Data excerpts:
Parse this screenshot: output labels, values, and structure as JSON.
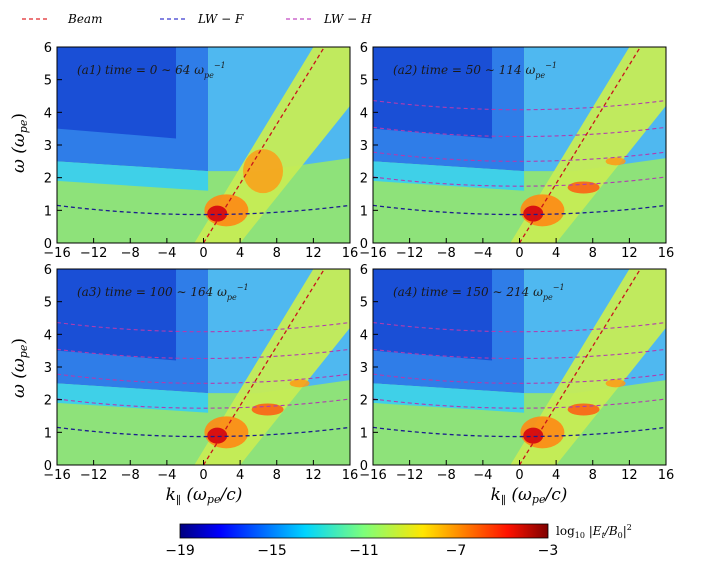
{
  "figure": {
    "legend": [
      {
        "label": "Beam",
        "color": "#e0282b"
      },
      {
        "label": "LW − F",
        "color": "#3a3acf"
      },
      {
        "label": "LW − H",
        "color": "#c24ac2"
      }
    ],
    "colorbar": {
      "ticks": [
        "−19",
        "−15",
        "−11",
        "−7",
        "−3"
      ],
      "range": [
        -19,
        -3
      ],
      "label_prefix": "log",
      "label_sub": "10",
      "label_body": " |E",
      "label_sub2": "t",
      "label_tail": "/B",
      "label_sub3": "0",
      "label_end": "|",
      "label_sup": "2",
      "colormap": "jet"
    },
    "xlabel": {
      "main": "k",
      "sub": "∥",
      "rest": " (ω",
      "sub2": "pe",
      "end": "/c)"
    },
    "ylabel": {
      "main": "ω (ω",
      "sub": "pe",
      "end": ")"
    }
  },
  "chart_data": [
    {
      "type": "heatmap",
      "panel": "a1",
      "label_prefix": "(a1) time = 0 ∼ 64 ω",
      "label_sub": "pe",
      "label_sup": "−1",
      "x": {
        "range": [
          -16,
          16
        ],
        "ticks": [
          "−16",
          "−12",
          "−8",
          "−4",
          "0",
          "4",
          "8",
          "12",
          "16"
        ]
      },
      "y": {
        "range": [
          0,
          6
        ],
        "ticks": [
          "0",
          "1",
          "2",
          "3",
          "4",
          "5",
          "6"
        ]
      },
      "harmonics_visible": false
    },
    {
      "type": "heatmap",
      "panel": "a2",
      "label_prefix": "(a2) time = 50 ∼ 114 ω",
      "label_sub": "pe",
      "label_sup": "−1",
      "x": {
        "range": [
          -16,
          16
        ],
        "ticks": [
          "−16",
          "−12",
          "−8",
          "−4",
          "0",
          "4",
          "8",
          "12",
          "16"
        ]
      },
      "y": {
        "range": [
          0,
          6
        ],
        "ticks": [
          "0",
          "1",
          "2",
          "3",
          "4",
          "5",
          "6"
        ]
      },
      "harmonics_visible": true
    },
    {
      "type": "heatmap",
      "panel": "a3",
      "label_prefix": "(a3) time = 100 ∼ 164 ω",
      "label_sub": "pe",
      "label_sup": "−1",
      "x": {
        "range": [
          -16,
          16
        ],
        "ticks": [
          "−16",
          "−12",
          "−8",
          "−4",
          "0",
          "4",
          "8",
          "12",
          "16"
        ]
      },
      "y": {
        "range": [
          0,
          6
        ],
        "ticks": [
          "0",
          "1",
          "2",
          "3",
          "4",
          "5",
          "6"
        ]
      },
      "harmonics_visible": true
    },
    {
      "type": "heatmap",
      "panel": "a4",
      "label_prefix": "(a4) time = 150 ∼ 214 ω",
      "label_sub": "pe",
      "label_sup": "−1",
      "x": {
        "range": [
          -16,
          16
        ],
        "ticks": [
          "−16",
          "−12",
          "−8",
          "−4",
          "0",
          "4",
          "8",
          "12",
          "16"
        ]
      },
      "y": {
        "range": [
          0,
          6
        ],
        "ticks": [
          "0",
          "1",
          "2",
          "3",
          "4",
          "5",
          "6"
        ]
      },
      "harmonics_visible": true
    }
  ],
  "curves": {
    "beam_line": {
      "points": [
        [
          0,
          0
        ],
        [
          13.2,
          6
        ]
      ]
    },
    "lw_f": {
      "omega0": 0.87,
      "k_coef": 0.0011
    },
    "lw_h_levels": [
      1.74,
      2.5,
      3.26,
      4.08
    ],
    "lw_h_k_coef": 0.0011
  }
}
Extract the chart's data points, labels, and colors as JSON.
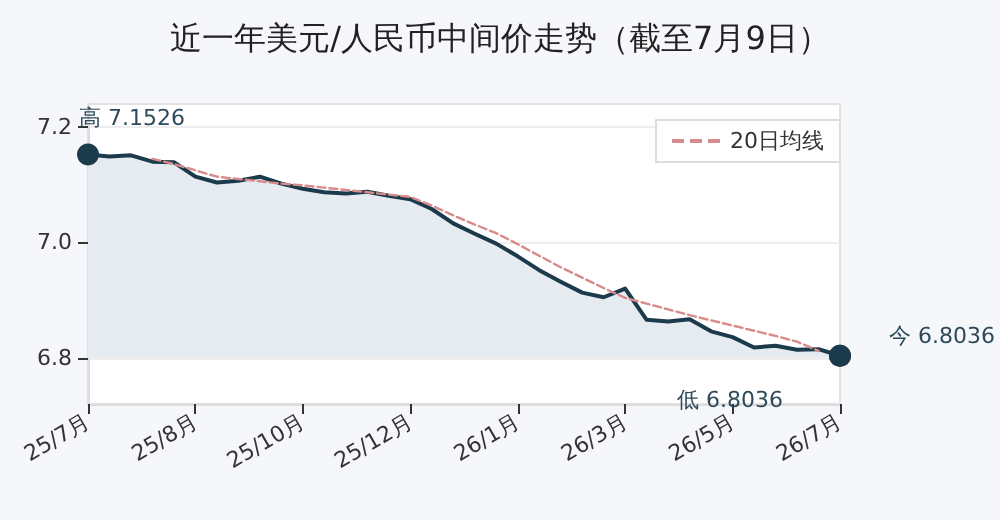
{
  "chart_data": {
    "type": "area",
    "title": "近一年美元/人民币中间价走势（截至7月9日）",
    "categories": [
      "25/7月",
      null,
      null,
      null,
      null,
      "25/8月",
      null,
      null,
      null,
      null,
      "25/10月",
      null,
      null,
      null,
      null,
      "25/12月",
      null,
      null,
      null,
      null,
      "26/1月",
      null,
      null,
      null,
      null,
      "26/3月",
      null,
      null,
      null,
      null,
      "26/5月",
      null,
      null,
      null,
      null,
      "26/7月"
    ],
    "ylim": [
      6.72,
      7.24
    ],
    "yticks": [
      {
        "value": 6.8,
        "label": "6.8"
      },
      {
        "value": 7,
        "label": "7.0"
      },
      {
        "value": 7.2,
        "label": "7.2"
      }
    ],
    "grid": "y",
    "legend": "top right",
    "series": [
      {
        "color": "#1b3a4b",
        "line_style": "solid",
        "values": [
          7.1526,
          7.149,
          7.151,
          7.14,
          7.139,
          7.114,
          7.104,
          7.107,
          7.114,
          7.102,
          7.093,
          7.087,
          7.085,
          7.088,
          7.081,
          7.075,
          7.058,
          7.033,
          7.015,
          6.998,
          6.976,
          6.952,
          6.932,
          6.913,
          6.905,
          6.92,
          6.866,
          6.863,
          6.867,
          6.846,
          6.836,
          6.818,
          6.821,
          6.814,
          6.815,
          6.8036
        ]
      },
      {
        "type": "line",
        "name": "20日均线",
        "color": "#d98a8a",
        "line_style": "dashed",
        "values": [
          null,
          null,
          null,
          7.145,
          7.136,
          7.125,
          7.114,
          7.11,
          7.106,
          7.102,
          7.099,
          7.095,
          7.091,
          7.087,
          7.083,
          7.079,
          7.064,
          7.047,
          7.031,
          7.016,
          6.997,
          6.977,
          6.957,
          6.939,
          6.921,
          6.904,
          6.894,
          6.884,
          6.874,
          6.865,
          6.856,
          6.847,
          6.838,
          6.828,
          6.812,
          null
        ]
      }
    ],
    "annotations": [
      {
        "text": "高 7.1526",
        "x": "25/7月",
        "y": 7.1526
      },
      {
        "text": "低 6.8036",
        "x": "26/7月",
        "y": 6.8036
      },
      {
        "text": "今 6.8036",
        "x": "26/7月",
        "y": 6.8036
      }
    ]
  }
}
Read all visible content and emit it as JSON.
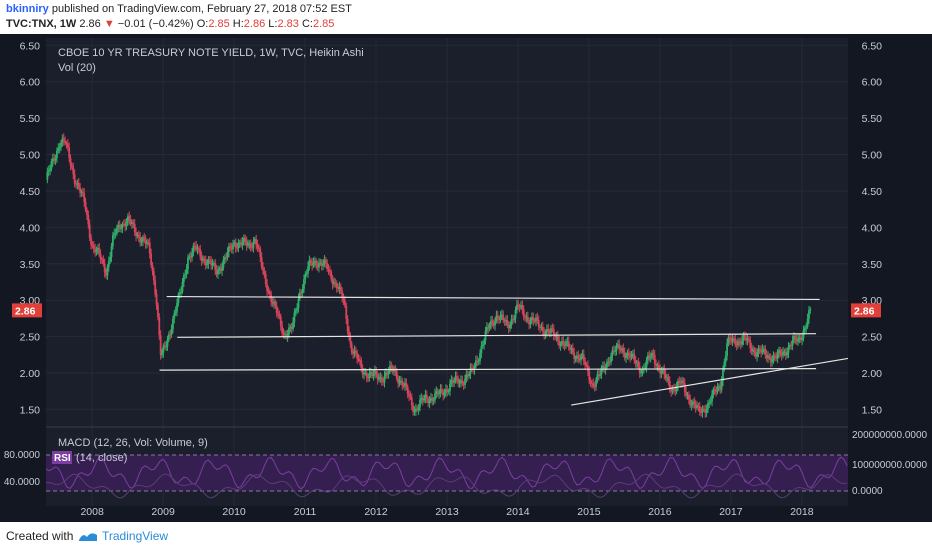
{
  "header": {
    "user": "bkinniry",
    "published": "published on TradingView.com, February 27, 2018 07:52 EST",
    "symbol": "TVC:TNX, 1W",
    "price": "2.86",
    "change": "−0.01 (−0.42%)",
    "o_label": "O:",
    "o_val": "2.85",
    "h_label": "H:",
    "h_val": "2.86",
    "l_label": "L:",
    "l_val": "2.83",
    "c_label": "C:",
    "c_val": "2.85",
    "down_arrow": "▼"
  },
  "chart_data": [
    {
      "type": "candlestick",
      "title": "CBOE 10 YR TREASURY NOTE YIELD, 1W, TVC, Heikin Ashi",
      "subtitle": "Vol (20)",
      "y_ticks": [
        "6.50",
        "6.00",
        "5.50",
        "5.00",
        "4.50",
        "4.00",
        "3.50",
        "3.00",
        "2.50",
        "2.00",
        "1.50"
      ],
      "ylim": [
        1.3,
        6.6
      ],
      "x_ticks": [
        "2008",
        "2009",
        "2010",
        "2011",
        "2012",
        "2013",
        "2014",
        "2015",
        "2016",
        "2017",
        "2018"
      ],
      "xlim": [
        2007.35,
        2018.65
      ],
      "last_price": "2.86",
      "series_points": [
        [
          2007.35,
          4.65
        ],
        [
          2007.45,
          4.9
        ],
        [
          2007.55,
          5.2
        ],
        [
          2007.62,
          5.15
        ],
        [
          2007.75,
          4.7
        ],
        [
          2007.9,
          4.3
        ],
        [
          2008.0,
          3.75
        ],
        [
          2008.1,
          3.6
        ],
        [
          2008.2,
          3.4
        ],
        [
          2008.3,
          3.85
        ],
        [
          2008.4,
          4.05
        ],
        [
          2008.5,
          4.1
        ],
        [
          2008.6,
          3.95
        ],
        [
          2008.7,
          3.85
        ],
        [
          2008.8,
          3.7
        ],
        [
          2008.9,
          3.1
        ],
        [
          2008.97,
          2.2
        ],
        [
          2009.05,
          2.4
        ],
        [
          2009.15,
          2.8
        ],
        [
          2009.25,
          3.1
        ],
        [
          2009.35,
          3.6
        ],
        [
          2009.45,
          3.7
        ],
        [
          2009.6,
          3.55
        ],
        [
          2009.75,
          3.4
        ],
        [
          2009.9,
          3.6
        ],
        [
          2010.0,
          3.8
        ],
        [
          2010.2,
          3.75
        ],
        [
          2010.3,
          3.85
        ],
        [
          2010.4,
          3.4
        ],
        [
          2010.55,
          2.95
        ],
        [
          2010.7,
          2.55
        ],
        [
          2010.82,
          2.6
        ],
        [
          2010.92,
          3.1
        ],
        [
          2011.05,
          3.45
        ],
        [
          2011.15,
          3.55
        ],
        [
          2011.3,
          3.45
        ],
        [
          2011.45,
          3.2
        ],
        [
          2011.55,
          2.95
        ],
        [
          2011.65,
          2.35
        ],
        [
          2011.8,
          2.05
        ],
        [
          2011.95,
          1.95
        ],
        [
          2012.1,
          1.95
        ],
        [
          2012.25,
          2.05
        ],
        [
          2012.4,
          1.8
        ],
        [
          2012.55,
          1.5
        ],
        [
          2012.7,
          1.65
        ],
        [
          2012.9,
          1.7
        ],
        [
          2013.05,
          1.85
        ],
        [
          2013.2,
          1.9
        ],
        [
          2013.35,
          2.0
        ],
        [
          2013.5,
          2.4
        ],
        [
          2013.6,
          2.65
        ],
        [
          2013.7,
          2.8
        ],
        [
          2013.85,
          2.65
        ],
        [
          2014.0,
          2.9
        ],
        [
          2014.15,
          2.75
        ],
        [
          2014.3,
          2.65
        ],
        [
          2014.45,
          2.55
        ],
        [
          2014.6,
          2.45
        ],
        [
          2014.75,
          2.3
        ],
        [
          2014.9,
          2.2
        ],
        [
          2015.05,
          1.85
        ],
        [
          2015.15,
          1.95
        ],
        [
          2015.3,
          2.25
        ],
        [
          2015.45,
          2.35
        ],
        [
          2015.6,
          2.2
        ],
        [
          2015.75,
          2.05
        ],
        [
          2015.9,
          2.25
        ],
        [
          2016.0,
          2.05
        ],
        [
          2016.15,
          1.8
        ],
        [
          2016.3,
          1.85
        ],
        [
          2016.45,
          1.6
        ],
        [
          2016.55,
          1.45
        ],
        [
          2016.7,
          1.6
        ],
        [
          2016.85,
          1.85
        ],
        [
          2016.95,
          2.4
        ],
        [
          2017.05,
          2.45
        ],
        [
          2017.2,
          2.45
        ],
        [
          2017.35,
          2.3
        ],
        [
          2017.5,
          2.25
        ],
        [
          2017.65,
          2.2
        ],
        [
          2017.75,
          2.3
        ],
        [
          2017.85,
          2.4
        ],
        [
          2017.95,
          2.45
        ],
        [
          2018.05,
          2.65
        ],
        [
          2018.13,
          2.86
        ]
      ],
      "trend_lines": [
        {
          "x1": 2009.05,
          "y1": 3.05,
          "x2": 2018.25,
          "y2": 3.01
        },
        {
          "x1": 2009.2,
          "y1": 2.49,
          "x2": 2018.2,
          "y2": 2.54
        },
        {
          "x1": 2008.95,
          "y1": 2.04,
          "x2": 2018.2,
          "y2": 2.06
        },
        {
          "x1": 2014.75,
          "y1": 1.56,
          "x2": 2018.65,
          "y2": 2.2
        }
      ]
    },
    {
      "type": "line",
      "title": "MACD (12, 26, Vol: Volume, 9)",
      "rsi_badge": "RSI",
      "rsi_params": "(14, close)",
      "left_ticks": [
        "80.0000",
        "40.0000"
      ],
      "right_ticks": [
        "200000000.0000",
        "100000000.0000",
        "0.0000"
      ]
    }
  ],
  "footer": {
    "created_with": "Created with",
    "brand": "TradingView"
  }
}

Problem details: Reply with one number only: the count of lines in the entries that contain "time".

Reply to the exercise: 4